§ Data supplied
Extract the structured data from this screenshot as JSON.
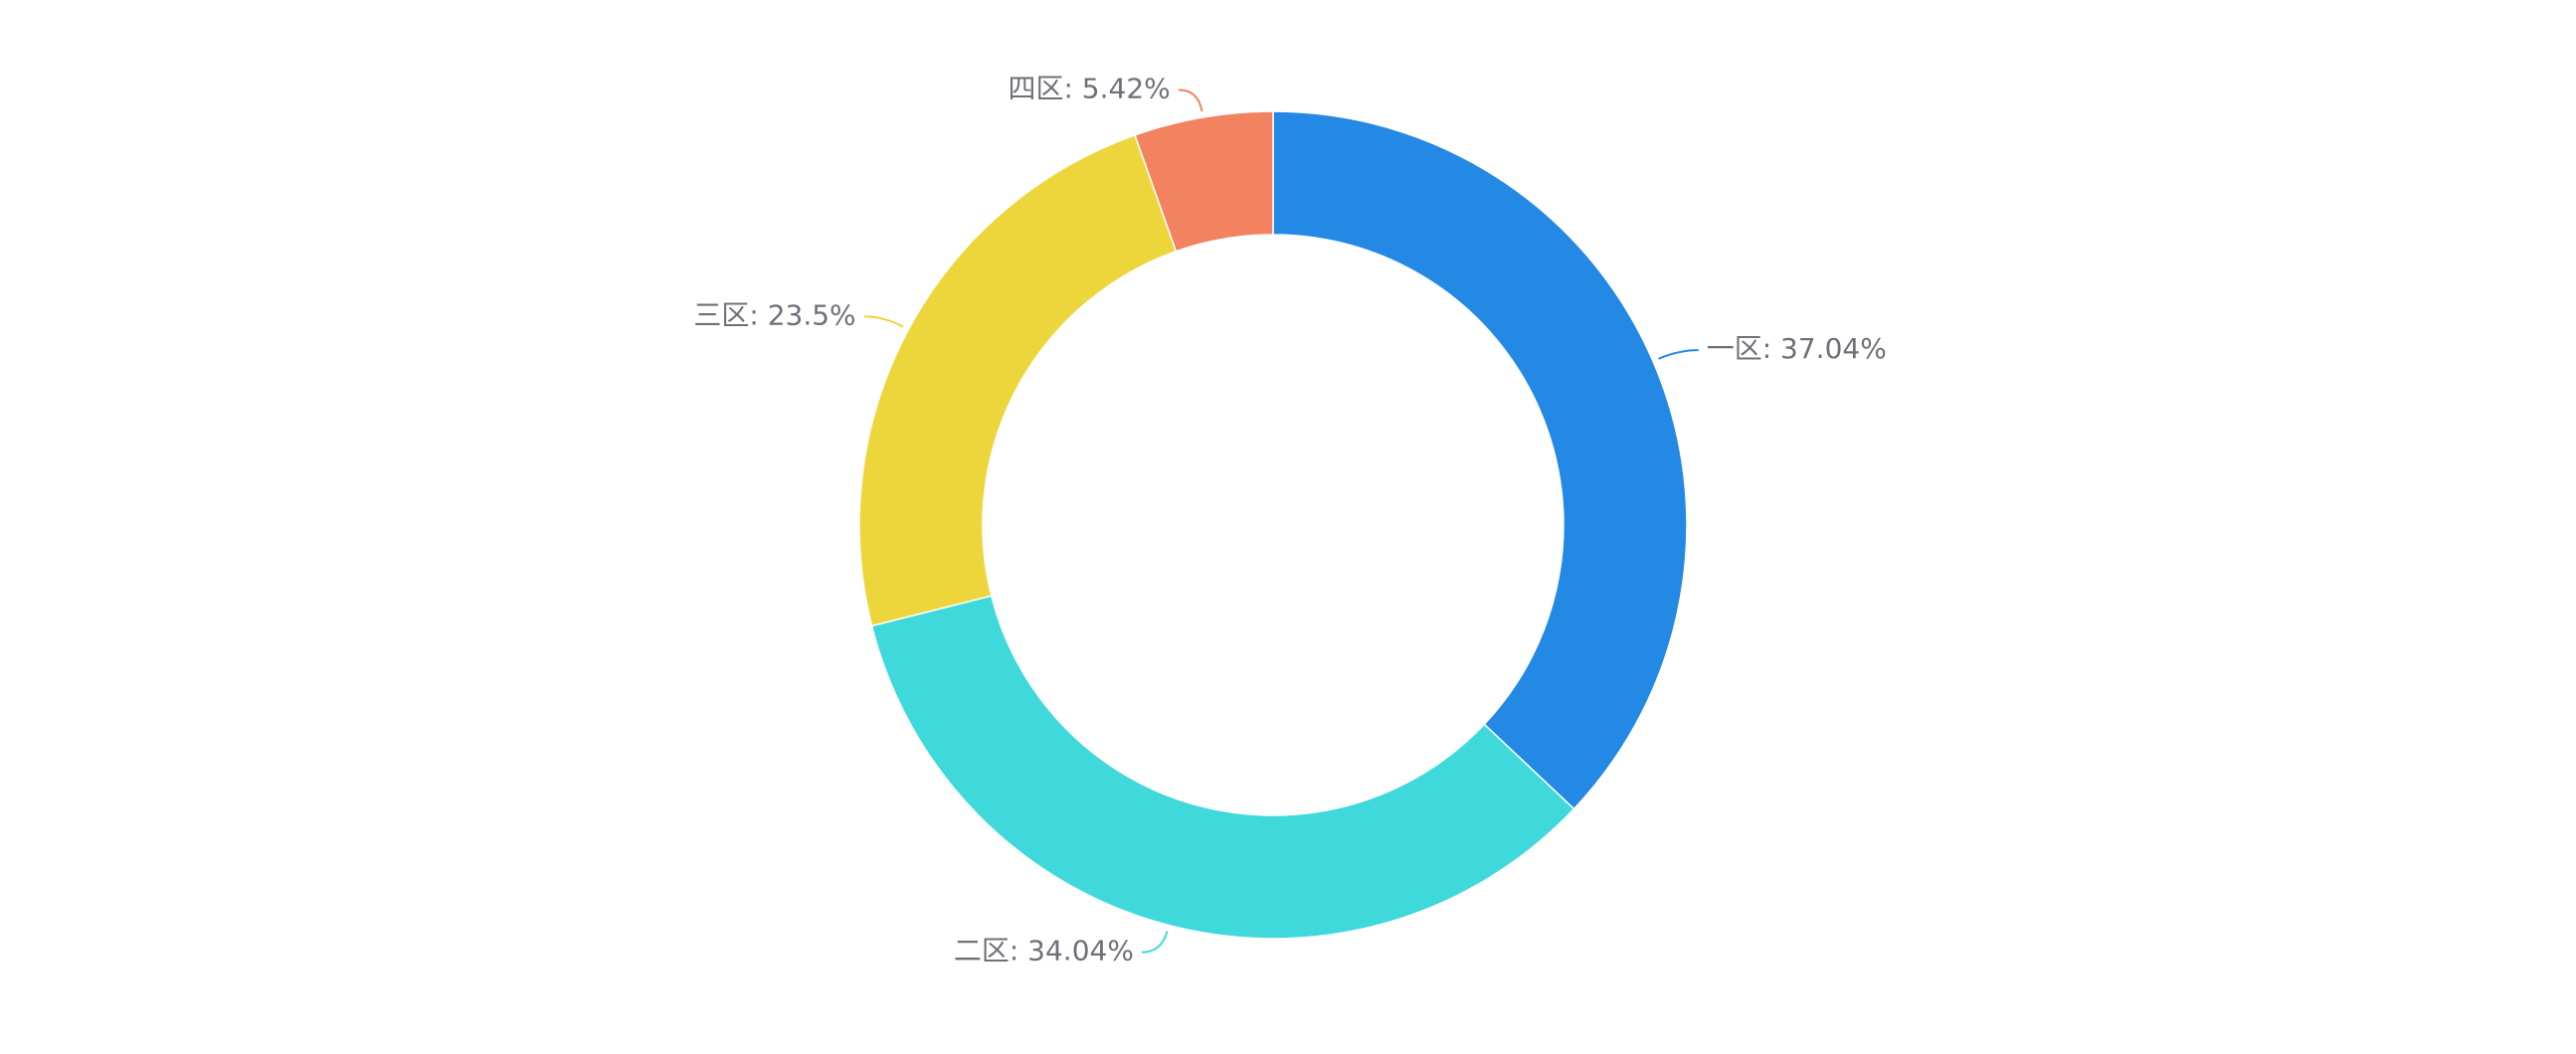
{
  "chart_data": {
    "type": "pie",
    "variant": "donut",
    "slices": [
      {
        "name": "一区",
        "value": 37.04,
        "label": "一区: 37.04%",
        "color": "#2389e4"
      },
      {
        "name": "二区",
        "value": 34.04,
        "label": "二区: 34.04%",
        "color": "#3fd9db"
      },
      {
        "name": "三区",
        "value": 23.5,
        "label": "三区: 23.5%",
        "color": "#edd63c"
      },
      {
        "name": "四区",
        "value": 5.42,
        "label": "四区: 5.42%",
        "color": "#f28260"
      }
    ],
    "start_angle": "12 o'clock",
    "direction": "clockwise",
    "label_color": "#6e7079",
    "legend": "none"
  }
}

§ Written exercise
Go through the listing above and write it out again exactly, dropping the pictures.

§ Answer for the task
Extract the structured data from this screenshot as JSON.
{
  "chart_data": {
    "type": "pie",
    "variant": "donut",
    "slices": [
      {
        "name": "一区",
        "value": 37.04,
        "label": "一区: 37.04%",
        "color": "#2389e4"
      },
      {
        "name": "二区",
        "value": 34.04,
        "label": "二区: 34.04%",
        "color": "#3fd9db"
      },
      {
        "name": "三区",
        "value": 23.5,
        "label": "三区: 23.5%",
        "color": "#edd63c"
      },
      {
        "name": "四区",
        "value": 5.42,
        "label": "四区: 5.42%",
        "color": "#f28260"
      }
    ],
    "start_angle": "12 o'clock",
    "direction": "clockwise",
    "label_color": "#6e7079",
    "legend": "none"
  }
}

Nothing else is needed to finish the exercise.